## SET EXERCISE A:
Transcribe everything in the race-day account from "Saturday morning, the" down to "he’d tossed beforehand.".
## SET EXERCISE B:
In the race-day account, what did Matt say when he arrived at the end of lap 1?
## SET EXERCISE C:
Write the next part of the race-day account, picking up after its final sentence.

Saturday morning, the arrival of people setting up pits at 6am woke us up before the alarm clocks. Since we’d camped in our usual prime pit spot, it was a matter of rolling out of bed and lighting the camp stove to heat up water for coffee. Everything went smoothly, though I quickly figured out that I was a bigger bundle of nerves as a crew person than I’ve ever been for a bike race. I did my best to hide it and went to the LeMans start area to make sure that Matt’s garmin didn’t shut off while he was staging for the start, and, once it didn’t and they were on course, I trekked down to the staging area to get Matt’s jacket and leg warmers he’d tossed beforehand.

I spent the next hour or so pacing around and being a bundle of nervous energy (ok, possibly the next 6 hours). When Matt finally arrived at the end of lap 1, he told me he’d wrecked into a tree and that we should pack up and go home. I had some stern words and ibuprofen for him and he headed back out. Nervous energy x1000.

## A series of records:
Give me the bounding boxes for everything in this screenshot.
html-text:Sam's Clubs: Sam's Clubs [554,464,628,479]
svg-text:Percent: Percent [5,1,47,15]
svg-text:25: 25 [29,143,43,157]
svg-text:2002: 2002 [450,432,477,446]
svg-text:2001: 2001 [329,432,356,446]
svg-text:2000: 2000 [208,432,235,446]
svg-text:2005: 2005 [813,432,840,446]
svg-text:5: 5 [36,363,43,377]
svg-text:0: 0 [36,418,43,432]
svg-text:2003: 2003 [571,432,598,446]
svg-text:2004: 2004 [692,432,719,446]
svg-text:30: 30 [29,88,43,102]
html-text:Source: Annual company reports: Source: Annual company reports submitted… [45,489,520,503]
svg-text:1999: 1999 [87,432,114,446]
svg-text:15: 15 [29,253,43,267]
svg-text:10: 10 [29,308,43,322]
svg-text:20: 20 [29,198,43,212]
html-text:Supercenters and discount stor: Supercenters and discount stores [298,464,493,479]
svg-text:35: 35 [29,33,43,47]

## EXPECTED ANSWER A:
Saturday morning, the arrival of people setting up pits at 6am woke us up before the alarm clocks. Since we’d camped in our usual prime pit spot, it was a matter of rolling out of bed and lighting the camp stove to heat up water for coffee. Everything went smoothly, though I quickly figured out that I was a bigger bundle of nerves as a crew person than I’ve ever been for a bike race. I did my best to hide it and went to the LeMans start area to make sure that Matt’s garmin didn’t shut off while he was staging for the start, and, once it didn’t and they were on course, I trekked down to the staging area to get Matt’s jacket and leg warmers he’d tossed beforehand.

## EXPECTED ANSWER B:
He said he'd wrecked into a tree and that they should pack up and go home.

## EXPECTED ANSWER C:
Somewhere in my pacing and fidgeting, I remembered the cookie cake. Last year at post-race Slobberknocker, local racer Scott Penrod was telling me about how he felt better climbing when he weighed less, and that he wanted to lose weight prior to Leadville because he really wanted the sub-9hr buckle. I then gave him a pretty hard time about the handful of cookies he’d grabbed off the finish line snack table, and he ended up looking really sad then putting them back in favor of a banana. I felt a little bad, so I promised him that if he brought back the buckle, I’d make him a cookie cake.

He finished a handful of seconds under 9 hours- attributing at least a couple of those seconds to leaving the cookies on the table earlier in the year.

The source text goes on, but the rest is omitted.